● WHAT TO PRODUCE:
The data below should be printed in full, exactly, and without any of its images.
· · · ·
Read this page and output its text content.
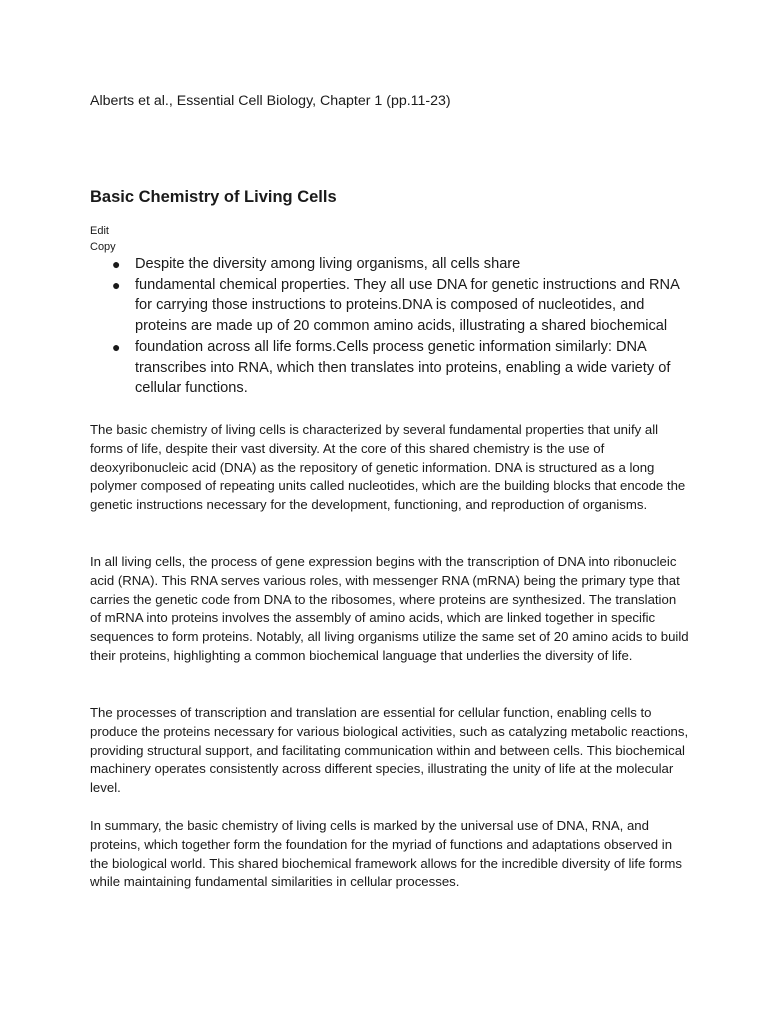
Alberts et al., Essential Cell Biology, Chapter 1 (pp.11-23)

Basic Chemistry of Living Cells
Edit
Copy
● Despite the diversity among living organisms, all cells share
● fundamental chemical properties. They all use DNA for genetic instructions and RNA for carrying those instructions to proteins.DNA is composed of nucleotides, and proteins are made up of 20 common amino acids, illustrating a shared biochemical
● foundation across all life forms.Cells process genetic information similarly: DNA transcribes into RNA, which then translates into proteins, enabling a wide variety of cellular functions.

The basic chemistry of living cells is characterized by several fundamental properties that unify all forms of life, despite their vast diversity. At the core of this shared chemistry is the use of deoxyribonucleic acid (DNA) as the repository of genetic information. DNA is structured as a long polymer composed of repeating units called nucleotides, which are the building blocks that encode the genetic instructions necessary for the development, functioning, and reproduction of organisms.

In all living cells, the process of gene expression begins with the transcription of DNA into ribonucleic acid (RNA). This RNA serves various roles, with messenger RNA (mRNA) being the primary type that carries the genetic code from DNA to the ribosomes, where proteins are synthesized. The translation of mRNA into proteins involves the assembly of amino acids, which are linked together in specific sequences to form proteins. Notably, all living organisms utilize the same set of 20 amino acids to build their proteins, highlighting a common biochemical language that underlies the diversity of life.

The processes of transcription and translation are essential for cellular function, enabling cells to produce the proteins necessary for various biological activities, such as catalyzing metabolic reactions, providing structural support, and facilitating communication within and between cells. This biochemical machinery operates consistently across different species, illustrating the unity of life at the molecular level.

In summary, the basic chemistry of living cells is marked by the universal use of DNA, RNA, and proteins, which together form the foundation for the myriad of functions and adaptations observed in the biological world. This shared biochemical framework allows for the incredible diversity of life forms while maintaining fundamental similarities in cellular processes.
· · · ·
● SOLUTION:
Read this page and output its text content.
Alberts et al., Essential Cell Biology, Chapter 1 (pp.11-23)

Basic Chemistry of Living Cells
Edit
Copy
● Despite the diversity among living organisms, all cells share
● fundamental chemical properties. They all use DNA for genetic instructions and RNA for carrying those instructions to proteins.DNA is composed of nucleotides, and proteins are made up of 20 common amino acids, illustrating a shared biochemical
● foundation across all life forms.Cells process genetic information similarly: DNA transcribes into RNA, which then translates into proteins, enabling a wide variety of cellular functions.

The basic chemistry of living cells is characterized by several fundamental properties that unify all forms of life, despite their vast diversity. At the core of this shared chemistry is the use of deoxyribonucleic acid (DNA) as the repository of genetic information. DNA is structured as a long polymer composed of repeating units called nucleotides, which are the building blocks that encode the genetic instructions necessary for the development, functioning, and reproduction of organisms.

In all living cells, the process of gene expression begins with the transcription of DNA into ribonucleic acid (RNA). This RNA serves various roles, with messenger RNA (mRNA) being the primary type that carries the genetic code from DNA to the ribosomes, where proteins are synthesized. The translation of mRNA into proteins involves the assembly of amino acids, which are linked together in specific sequences to form proteins. Notably, all living organisms utilize the same set of 20 amino acids to build their proteins, highlighting a common biochemical language that underlies the diversity of life.

The processes of transcription and translation are essential for cellular function, enabling cells to produce the proteins necessary for various biological activities, such as catalyzing metabolic reactions, providing structural support, and facilitating communication within and between cells. This biochemical machinery operates consistently across different species, illustrating the unity of life at the molecular level.

In summary, the basic chemistry of living cells is marked by the universal use of DNA, RNA, and proteins, which together form the foundation for the myriad of functions and adaptations observed in the biological world. This shared biochemical framework allows for the incredible diversity of life forms while maintaining fundamental similarities in cellular processes.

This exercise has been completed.